**EXERCISE INSTRUCTIONS**
Scan the data for "JSON" and copy the lines it appears in.

**WORKING DATA**

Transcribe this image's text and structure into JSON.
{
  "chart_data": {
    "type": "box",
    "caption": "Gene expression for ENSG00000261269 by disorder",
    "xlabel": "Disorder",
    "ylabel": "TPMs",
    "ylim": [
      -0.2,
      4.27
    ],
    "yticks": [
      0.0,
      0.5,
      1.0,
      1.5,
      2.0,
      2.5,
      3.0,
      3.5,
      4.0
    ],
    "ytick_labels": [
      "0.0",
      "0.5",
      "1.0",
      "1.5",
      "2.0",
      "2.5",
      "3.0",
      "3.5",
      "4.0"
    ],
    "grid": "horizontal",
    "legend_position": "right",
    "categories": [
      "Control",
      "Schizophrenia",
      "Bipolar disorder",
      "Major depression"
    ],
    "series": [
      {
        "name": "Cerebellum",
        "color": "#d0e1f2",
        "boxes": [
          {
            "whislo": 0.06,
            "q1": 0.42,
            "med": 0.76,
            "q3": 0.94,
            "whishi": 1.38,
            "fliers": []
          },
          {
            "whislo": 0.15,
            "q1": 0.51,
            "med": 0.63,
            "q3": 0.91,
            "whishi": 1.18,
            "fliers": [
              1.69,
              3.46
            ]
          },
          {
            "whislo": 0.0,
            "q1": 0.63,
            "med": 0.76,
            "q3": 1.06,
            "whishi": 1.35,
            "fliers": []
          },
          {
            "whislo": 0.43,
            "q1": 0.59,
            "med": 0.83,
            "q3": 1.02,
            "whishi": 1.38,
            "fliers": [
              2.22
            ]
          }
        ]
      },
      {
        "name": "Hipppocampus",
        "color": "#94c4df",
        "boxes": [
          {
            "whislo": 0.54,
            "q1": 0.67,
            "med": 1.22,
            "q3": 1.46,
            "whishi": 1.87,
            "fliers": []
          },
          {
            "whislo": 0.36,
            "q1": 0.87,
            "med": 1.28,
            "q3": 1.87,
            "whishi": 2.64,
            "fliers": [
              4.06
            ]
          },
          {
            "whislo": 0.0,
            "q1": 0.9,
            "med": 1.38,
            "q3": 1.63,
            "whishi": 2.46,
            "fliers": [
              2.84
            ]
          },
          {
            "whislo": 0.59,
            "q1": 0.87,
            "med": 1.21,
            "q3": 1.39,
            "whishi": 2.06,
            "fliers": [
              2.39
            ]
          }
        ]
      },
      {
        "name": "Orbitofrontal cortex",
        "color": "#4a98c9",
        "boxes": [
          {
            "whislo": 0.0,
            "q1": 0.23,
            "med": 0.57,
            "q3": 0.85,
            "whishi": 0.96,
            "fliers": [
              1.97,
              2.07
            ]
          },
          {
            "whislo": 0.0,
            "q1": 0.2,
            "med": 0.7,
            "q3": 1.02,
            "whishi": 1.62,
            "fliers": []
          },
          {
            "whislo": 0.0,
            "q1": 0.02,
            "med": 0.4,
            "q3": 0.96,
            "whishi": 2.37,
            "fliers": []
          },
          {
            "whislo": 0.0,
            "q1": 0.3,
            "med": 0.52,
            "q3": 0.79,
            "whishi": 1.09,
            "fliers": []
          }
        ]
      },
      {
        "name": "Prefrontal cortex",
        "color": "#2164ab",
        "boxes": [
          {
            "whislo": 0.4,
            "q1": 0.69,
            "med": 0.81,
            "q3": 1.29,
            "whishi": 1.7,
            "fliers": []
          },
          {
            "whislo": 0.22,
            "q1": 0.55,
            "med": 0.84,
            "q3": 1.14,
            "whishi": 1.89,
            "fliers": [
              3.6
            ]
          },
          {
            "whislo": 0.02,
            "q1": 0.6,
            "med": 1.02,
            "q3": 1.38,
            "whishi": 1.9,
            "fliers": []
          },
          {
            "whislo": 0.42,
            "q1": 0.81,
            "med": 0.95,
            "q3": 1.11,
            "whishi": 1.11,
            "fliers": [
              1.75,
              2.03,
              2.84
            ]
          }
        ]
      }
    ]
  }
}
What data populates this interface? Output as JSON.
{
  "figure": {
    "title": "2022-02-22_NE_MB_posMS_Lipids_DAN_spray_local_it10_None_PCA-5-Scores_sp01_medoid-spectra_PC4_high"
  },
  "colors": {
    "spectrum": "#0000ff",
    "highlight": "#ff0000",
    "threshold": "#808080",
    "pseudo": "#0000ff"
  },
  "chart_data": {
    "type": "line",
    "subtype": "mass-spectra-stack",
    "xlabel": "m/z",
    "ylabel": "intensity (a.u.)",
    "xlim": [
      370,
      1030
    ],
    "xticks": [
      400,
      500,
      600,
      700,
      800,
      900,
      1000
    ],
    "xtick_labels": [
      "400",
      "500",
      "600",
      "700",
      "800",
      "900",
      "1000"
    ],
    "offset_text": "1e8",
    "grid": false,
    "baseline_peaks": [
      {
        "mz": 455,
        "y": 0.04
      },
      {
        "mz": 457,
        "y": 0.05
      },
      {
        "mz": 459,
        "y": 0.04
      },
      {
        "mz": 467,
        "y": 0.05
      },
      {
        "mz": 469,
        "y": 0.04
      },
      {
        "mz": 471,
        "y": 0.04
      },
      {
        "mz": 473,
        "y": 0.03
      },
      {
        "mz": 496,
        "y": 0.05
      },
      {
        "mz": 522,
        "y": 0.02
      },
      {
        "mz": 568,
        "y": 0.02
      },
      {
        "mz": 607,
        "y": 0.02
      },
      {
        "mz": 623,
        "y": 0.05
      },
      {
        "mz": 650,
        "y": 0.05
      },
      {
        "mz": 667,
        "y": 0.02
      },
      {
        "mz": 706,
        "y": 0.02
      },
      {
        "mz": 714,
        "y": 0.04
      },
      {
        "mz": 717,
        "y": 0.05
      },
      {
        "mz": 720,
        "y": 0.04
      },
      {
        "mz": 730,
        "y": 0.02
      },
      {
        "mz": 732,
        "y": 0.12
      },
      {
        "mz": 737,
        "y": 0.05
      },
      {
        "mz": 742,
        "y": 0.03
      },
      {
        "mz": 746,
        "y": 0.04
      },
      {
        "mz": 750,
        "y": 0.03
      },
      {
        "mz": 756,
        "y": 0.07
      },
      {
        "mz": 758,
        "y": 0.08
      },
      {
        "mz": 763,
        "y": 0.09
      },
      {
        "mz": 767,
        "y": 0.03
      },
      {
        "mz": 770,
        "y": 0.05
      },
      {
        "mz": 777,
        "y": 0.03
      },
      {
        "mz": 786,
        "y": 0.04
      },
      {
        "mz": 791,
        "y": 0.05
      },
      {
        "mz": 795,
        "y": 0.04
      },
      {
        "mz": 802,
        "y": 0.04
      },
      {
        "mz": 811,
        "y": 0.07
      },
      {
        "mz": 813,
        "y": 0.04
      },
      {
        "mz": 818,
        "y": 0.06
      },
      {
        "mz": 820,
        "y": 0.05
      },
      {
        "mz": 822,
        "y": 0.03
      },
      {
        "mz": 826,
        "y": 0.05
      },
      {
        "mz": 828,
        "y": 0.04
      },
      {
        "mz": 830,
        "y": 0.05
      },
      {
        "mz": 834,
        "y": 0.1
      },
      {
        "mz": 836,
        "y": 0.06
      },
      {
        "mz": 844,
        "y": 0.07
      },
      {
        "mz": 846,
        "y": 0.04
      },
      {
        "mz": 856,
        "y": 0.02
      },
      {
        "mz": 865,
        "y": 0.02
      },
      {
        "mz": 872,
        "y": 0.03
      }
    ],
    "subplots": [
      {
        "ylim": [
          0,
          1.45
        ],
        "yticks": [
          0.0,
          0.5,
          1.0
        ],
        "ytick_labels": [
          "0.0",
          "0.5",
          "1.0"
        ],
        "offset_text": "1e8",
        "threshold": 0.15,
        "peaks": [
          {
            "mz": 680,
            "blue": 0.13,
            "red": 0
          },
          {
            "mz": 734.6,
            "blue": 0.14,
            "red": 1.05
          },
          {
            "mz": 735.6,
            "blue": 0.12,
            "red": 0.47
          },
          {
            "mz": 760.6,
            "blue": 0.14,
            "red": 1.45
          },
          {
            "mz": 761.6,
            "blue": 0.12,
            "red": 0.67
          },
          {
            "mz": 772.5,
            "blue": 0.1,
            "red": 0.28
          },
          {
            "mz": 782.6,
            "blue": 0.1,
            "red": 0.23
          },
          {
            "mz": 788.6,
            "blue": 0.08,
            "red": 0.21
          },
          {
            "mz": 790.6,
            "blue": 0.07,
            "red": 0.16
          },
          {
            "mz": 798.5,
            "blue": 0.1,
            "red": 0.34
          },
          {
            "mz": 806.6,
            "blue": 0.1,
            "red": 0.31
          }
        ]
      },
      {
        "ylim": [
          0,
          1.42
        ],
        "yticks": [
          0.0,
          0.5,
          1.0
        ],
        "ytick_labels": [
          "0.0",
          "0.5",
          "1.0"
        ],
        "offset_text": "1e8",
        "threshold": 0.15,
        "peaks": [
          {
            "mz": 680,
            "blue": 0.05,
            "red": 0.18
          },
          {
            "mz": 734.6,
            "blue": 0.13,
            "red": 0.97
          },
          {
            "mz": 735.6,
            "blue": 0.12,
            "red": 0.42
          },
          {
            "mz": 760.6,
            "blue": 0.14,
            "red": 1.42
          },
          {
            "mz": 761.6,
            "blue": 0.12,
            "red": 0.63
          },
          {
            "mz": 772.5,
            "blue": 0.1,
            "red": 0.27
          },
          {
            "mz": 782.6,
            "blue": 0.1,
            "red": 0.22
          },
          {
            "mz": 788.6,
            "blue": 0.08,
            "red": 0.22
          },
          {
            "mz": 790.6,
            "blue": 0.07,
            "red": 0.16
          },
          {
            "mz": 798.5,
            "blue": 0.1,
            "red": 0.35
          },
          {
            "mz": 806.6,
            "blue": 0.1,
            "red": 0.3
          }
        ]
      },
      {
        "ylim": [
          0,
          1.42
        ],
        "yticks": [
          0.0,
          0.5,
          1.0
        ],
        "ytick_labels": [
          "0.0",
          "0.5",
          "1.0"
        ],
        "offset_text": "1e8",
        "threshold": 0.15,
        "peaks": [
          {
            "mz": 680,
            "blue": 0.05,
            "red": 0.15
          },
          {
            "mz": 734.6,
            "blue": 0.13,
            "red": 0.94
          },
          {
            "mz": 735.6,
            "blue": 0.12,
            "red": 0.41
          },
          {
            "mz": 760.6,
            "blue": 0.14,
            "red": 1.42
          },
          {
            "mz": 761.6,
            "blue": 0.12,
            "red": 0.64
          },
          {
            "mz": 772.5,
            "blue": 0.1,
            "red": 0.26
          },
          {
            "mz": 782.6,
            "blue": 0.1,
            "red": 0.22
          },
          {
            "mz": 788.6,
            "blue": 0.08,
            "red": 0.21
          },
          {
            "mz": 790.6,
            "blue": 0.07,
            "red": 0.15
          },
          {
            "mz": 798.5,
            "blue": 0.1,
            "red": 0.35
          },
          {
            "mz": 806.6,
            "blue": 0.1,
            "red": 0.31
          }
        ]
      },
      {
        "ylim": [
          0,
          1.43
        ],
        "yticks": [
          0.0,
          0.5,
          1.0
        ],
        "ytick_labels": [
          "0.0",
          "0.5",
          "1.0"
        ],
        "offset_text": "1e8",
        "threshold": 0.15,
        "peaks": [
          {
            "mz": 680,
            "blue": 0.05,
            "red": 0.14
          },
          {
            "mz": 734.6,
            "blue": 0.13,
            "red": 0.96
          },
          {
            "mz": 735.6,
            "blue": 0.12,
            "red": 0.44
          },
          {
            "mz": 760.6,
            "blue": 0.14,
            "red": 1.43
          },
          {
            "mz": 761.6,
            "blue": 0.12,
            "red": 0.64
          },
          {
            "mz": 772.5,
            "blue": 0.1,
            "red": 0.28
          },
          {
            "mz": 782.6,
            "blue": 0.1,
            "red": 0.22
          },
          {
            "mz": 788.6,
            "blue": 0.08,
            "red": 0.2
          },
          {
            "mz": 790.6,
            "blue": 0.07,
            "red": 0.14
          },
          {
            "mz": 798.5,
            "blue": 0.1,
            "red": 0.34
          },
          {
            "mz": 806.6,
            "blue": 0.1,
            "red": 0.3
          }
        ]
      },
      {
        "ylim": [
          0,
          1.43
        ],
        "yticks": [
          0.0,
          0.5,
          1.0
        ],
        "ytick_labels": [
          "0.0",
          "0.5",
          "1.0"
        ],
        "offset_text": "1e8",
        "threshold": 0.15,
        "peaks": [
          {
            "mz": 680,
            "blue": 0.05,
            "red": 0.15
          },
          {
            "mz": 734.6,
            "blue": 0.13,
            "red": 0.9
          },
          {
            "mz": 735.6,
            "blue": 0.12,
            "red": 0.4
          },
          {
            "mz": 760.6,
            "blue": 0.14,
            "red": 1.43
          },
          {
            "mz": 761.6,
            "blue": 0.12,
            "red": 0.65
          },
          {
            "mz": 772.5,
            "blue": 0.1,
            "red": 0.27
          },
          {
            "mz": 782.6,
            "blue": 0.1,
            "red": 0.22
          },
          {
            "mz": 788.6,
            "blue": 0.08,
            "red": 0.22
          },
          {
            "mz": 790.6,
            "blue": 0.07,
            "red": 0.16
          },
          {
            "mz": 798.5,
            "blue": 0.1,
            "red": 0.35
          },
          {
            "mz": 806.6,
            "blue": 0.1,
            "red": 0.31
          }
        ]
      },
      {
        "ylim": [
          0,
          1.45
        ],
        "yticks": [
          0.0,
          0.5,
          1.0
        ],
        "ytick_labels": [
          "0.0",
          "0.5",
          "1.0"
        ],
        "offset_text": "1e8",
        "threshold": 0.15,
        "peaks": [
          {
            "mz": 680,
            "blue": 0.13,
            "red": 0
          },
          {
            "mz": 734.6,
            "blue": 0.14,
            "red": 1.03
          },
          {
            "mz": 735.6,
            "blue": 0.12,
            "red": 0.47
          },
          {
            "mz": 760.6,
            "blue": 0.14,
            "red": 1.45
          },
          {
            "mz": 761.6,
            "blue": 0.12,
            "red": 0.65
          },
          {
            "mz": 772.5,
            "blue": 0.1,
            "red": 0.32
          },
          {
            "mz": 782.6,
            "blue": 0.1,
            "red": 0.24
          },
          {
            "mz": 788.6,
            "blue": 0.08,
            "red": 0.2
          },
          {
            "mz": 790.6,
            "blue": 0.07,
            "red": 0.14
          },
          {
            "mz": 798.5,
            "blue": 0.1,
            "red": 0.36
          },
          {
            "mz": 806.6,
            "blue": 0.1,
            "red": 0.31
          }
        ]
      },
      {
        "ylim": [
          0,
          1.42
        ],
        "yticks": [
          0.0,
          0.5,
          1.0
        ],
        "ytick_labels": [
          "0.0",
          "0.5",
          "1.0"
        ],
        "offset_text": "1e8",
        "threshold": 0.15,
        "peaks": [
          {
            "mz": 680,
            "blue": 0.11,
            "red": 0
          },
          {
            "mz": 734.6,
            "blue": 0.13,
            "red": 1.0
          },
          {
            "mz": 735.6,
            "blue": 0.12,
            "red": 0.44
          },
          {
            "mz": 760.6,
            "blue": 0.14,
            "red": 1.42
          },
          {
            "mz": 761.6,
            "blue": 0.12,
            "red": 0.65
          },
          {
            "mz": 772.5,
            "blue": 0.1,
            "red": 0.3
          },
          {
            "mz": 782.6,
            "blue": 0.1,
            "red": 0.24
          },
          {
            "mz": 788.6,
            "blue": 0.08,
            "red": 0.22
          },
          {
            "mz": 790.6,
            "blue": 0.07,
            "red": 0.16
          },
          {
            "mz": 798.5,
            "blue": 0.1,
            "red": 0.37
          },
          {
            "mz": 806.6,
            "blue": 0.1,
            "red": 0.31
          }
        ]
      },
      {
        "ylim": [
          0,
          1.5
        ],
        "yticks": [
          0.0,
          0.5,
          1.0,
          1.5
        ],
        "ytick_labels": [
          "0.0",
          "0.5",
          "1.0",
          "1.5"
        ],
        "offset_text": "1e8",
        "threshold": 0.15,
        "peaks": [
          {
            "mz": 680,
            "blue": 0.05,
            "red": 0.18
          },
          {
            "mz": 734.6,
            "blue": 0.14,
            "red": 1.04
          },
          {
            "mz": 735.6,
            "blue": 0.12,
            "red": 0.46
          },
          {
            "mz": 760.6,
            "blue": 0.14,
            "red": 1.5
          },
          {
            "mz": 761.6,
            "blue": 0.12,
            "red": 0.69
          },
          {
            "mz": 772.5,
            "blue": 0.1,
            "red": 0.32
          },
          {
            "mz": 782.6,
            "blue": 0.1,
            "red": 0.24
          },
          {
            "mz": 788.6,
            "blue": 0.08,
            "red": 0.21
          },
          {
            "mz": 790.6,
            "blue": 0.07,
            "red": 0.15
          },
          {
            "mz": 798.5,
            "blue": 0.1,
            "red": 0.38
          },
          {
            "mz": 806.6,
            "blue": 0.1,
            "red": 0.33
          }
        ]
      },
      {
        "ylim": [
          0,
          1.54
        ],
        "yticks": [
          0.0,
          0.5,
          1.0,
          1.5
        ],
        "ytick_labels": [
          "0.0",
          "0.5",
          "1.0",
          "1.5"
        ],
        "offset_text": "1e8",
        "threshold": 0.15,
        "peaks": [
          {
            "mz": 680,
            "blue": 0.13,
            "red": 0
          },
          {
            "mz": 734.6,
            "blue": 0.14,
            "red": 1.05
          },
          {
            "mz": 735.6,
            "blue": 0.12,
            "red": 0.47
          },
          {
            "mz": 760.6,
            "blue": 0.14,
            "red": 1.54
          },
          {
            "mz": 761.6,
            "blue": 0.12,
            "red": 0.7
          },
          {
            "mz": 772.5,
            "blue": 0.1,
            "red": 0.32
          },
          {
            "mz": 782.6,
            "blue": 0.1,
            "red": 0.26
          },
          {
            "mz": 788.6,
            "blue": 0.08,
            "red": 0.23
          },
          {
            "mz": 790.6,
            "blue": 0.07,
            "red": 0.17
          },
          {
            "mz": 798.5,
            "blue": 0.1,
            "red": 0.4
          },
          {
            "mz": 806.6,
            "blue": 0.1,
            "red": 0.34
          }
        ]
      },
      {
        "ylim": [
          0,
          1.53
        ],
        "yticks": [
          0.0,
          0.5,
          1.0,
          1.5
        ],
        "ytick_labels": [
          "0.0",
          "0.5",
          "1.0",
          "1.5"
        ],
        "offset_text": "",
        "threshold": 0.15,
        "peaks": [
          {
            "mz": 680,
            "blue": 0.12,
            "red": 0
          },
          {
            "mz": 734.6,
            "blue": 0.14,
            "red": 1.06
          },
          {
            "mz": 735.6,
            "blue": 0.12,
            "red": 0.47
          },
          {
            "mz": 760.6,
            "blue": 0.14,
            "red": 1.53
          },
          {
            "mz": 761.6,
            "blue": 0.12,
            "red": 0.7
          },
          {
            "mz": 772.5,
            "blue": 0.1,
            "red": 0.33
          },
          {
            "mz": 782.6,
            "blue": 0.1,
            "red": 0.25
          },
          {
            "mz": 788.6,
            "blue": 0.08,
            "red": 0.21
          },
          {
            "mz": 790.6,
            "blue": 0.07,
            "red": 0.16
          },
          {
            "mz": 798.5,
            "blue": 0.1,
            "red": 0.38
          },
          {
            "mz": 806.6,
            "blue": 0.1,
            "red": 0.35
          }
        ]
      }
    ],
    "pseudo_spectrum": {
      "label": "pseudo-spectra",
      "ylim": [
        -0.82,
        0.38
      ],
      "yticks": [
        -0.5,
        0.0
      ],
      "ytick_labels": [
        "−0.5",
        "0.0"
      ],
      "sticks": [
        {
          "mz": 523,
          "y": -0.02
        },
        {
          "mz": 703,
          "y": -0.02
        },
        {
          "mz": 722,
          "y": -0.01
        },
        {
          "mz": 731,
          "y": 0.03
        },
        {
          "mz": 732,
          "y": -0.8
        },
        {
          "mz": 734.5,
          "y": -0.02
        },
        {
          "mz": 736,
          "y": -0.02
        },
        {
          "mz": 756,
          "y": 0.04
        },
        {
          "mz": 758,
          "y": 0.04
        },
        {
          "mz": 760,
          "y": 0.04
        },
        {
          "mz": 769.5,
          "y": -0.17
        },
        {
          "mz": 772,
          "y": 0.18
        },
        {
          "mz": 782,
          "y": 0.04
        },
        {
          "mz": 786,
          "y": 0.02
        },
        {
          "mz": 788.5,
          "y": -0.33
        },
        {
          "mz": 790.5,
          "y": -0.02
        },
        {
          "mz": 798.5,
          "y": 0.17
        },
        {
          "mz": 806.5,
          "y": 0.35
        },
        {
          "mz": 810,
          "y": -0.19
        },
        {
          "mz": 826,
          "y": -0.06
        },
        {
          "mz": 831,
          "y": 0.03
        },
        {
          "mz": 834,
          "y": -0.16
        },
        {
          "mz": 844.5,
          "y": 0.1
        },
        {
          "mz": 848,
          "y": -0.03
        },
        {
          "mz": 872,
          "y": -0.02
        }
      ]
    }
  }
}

**EXPECTED ANSWER**
Transcribe this image's text and structure into JSON.
What data populates this interface? Output as JSON.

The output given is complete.